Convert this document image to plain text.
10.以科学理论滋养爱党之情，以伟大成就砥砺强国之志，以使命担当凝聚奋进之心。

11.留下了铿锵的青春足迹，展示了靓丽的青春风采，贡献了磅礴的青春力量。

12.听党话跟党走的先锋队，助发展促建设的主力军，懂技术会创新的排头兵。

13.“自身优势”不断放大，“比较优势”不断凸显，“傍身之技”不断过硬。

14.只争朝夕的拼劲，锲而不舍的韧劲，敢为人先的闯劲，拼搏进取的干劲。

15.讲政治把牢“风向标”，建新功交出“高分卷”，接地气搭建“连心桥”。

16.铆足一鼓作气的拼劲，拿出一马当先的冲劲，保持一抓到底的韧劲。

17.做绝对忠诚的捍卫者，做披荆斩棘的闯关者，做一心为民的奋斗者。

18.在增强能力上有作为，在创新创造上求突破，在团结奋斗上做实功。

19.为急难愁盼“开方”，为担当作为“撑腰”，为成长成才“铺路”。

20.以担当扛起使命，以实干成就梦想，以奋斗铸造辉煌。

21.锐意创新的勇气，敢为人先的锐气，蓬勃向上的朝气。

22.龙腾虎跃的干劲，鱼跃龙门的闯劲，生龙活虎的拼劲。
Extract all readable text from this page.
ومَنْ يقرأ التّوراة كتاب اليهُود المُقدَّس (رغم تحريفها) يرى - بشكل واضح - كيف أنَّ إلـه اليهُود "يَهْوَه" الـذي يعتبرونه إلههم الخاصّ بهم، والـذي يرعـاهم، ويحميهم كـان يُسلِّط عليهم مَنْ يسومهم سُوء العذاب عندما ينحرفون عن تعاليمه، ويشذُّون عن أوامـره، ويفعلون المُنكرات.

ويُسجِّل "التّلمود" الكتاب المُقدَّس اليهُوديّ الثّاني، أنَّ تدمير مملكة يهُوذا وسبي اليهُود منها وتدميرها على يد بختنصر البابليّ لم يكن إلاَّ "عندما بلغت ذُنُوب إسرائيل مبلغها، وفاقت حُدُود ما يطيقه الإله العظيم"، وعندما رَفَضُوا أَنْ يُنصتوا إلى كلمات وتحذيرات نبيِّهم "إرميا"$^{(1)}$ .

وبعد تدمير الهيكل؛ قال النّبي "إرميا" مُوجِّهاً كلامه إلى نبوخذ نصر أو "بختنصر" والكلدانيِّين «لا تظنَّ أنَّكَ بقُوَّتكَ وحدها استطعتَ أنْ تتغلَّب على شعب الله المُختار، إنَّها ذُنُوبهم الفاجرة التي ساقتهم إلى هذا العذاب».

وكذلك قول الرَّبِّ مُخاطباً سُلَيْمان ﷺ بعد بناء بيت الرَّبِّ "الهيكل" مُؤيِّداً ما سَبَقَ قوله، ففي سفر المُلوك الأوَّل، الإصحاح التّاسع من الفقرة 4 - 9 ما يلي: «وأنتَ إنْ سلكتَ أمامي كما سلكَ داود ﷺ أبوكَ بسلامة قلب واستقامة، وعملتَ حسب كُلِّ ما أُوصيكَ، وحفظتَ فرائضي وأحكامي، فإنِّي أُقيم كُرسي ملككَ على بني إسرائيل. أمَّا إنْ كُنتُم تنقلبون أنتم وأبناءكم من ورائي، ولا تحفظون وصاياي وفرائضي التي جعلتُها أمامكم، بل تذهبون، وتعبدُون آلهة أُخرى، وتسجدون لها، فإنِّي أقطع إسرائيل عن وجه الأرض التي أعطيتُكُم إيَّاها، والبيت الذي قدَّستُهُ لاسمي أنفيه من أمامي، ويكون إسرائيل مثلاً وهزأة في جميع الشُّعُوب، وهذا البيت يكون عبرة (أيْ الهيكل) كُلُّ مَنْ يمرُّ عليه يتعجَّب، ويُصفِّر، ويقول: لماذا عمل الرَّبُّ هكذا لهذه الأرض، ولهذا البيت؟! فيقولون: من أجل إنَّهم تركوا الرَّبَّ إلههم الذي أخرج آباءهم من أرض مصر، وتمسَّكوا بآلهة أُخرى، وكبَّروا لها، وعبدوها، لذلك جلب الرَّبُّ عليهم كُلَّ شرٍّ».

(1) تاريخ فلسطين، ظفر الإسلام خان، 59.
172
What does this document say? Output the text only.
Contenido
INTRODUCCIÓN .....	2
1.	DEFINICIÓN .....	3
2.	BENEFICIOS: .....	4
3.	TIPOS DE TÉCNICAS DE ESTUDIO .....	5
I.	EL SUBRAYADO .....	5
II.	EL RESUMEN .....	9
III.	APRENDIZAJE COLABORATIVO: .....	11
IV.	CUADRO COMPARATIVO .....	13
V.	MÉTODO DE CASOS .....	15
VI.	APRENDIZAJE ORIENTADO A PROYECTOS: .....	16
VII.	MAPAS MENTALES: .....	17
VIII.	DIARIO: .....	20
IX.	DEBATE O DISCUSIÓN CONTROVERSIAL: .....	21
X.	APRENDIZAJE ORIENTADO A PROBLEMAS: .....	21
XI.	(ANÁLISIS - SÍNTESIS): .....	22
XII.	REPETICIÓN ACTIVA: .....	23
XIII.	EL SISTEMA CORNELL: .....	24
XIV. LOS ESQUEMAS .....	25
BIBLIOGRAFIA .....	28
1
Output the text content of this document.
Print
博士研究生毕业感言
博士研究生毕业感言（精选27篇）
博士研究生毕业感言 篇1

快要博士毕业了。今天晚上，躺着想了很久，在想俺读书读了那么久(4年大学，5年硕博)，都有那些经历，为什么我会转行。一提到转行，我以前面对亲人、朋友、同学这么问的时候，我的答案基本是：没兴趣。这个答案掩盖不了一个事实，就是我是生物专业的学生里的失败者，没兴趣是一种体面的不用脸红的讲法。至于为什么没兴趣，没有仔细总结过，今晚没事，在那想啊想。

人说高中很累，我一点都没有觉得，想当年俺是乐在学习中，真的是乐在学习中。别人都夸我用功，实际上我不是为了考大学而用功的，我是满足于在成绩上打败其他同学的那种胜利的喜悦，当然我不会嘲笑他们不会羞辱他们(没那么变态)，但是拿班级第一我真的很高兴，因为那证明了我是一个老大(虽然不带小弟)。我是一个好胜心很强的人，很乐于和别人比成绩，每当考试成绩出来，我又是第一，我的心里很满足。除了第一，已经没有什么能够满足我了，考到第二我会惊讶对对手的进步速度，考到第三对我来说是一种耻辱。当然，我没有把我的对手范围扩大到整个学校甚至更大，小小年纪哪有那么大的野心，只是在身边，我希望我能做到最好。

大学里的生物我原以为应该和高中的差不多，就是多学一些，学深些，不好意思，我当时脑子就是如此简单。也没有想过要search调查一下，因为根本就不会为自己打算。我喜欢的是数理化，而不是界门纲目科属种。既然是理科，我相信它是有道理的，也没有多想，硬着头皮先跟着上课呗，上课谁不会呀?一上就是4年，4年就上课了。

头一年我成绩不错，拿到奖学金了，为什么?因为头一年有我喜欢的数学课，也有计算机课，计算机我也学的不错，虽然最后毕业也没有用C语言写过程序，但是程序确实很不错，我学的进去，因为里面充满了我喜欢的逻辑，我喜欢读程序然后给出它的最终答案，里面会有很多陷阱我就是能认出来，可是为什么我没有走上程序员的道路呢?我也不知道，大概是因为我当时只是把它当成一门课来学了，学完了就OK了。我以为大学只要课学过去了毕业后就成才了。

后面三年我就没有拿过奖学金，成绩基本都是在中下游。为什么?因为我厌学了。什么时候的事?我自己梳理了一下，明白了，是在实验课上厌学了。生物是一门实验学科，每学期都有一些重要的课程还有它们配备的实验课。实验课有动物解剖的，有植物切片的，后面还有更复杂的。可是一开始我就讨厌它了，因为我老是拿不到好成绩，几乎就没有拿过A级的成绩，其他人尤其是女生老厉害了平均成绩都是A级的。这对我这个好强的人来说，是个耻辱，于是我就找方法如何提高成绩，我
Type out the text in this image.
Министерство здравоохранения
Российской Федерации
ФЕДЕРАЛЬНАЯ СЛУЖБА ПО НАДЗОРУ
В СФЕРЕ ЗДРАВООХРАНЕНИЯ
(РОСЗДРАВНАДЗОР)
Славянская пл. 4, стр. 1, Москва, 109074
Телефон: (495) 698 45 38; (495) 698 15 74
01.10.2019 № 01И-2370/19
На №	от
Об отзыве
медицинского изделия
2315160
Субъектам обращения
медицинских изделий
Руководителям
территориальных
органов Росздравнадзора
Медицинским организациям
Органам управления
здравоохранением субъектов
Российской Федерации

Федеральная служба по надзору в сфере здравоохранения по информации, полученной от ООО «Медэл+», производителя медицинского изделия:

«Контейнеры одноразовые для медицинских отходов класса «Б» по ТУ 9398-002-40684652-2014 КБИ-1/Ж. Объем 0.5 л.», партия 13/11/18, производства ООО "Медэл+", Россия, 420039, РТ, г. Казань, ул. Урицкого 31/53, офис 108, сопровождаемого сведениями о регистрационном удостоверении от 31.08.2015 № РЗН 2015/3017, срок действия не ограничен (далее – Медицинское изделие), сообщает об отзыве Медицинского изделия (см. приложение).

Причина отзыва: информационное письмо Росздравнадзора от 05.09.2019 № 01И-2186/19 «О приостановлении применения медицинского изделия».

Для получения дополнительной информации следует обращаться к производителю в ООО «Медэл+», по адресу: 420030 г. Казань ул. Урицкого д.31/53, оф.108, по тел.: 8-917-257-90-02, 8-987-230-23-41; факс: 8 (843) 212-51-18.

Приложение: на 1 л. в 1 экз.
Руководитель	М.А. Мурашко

———

#### PROBLEM DETAILS:
From the entries above, extract every line where the word "this" appears.

#### WORKED SOLUTION:
Convert this document image to plain text.
Extract all readable text from this page.
What does this document say? Output the text only.
Output the text content of this document.
Type out the text in this image.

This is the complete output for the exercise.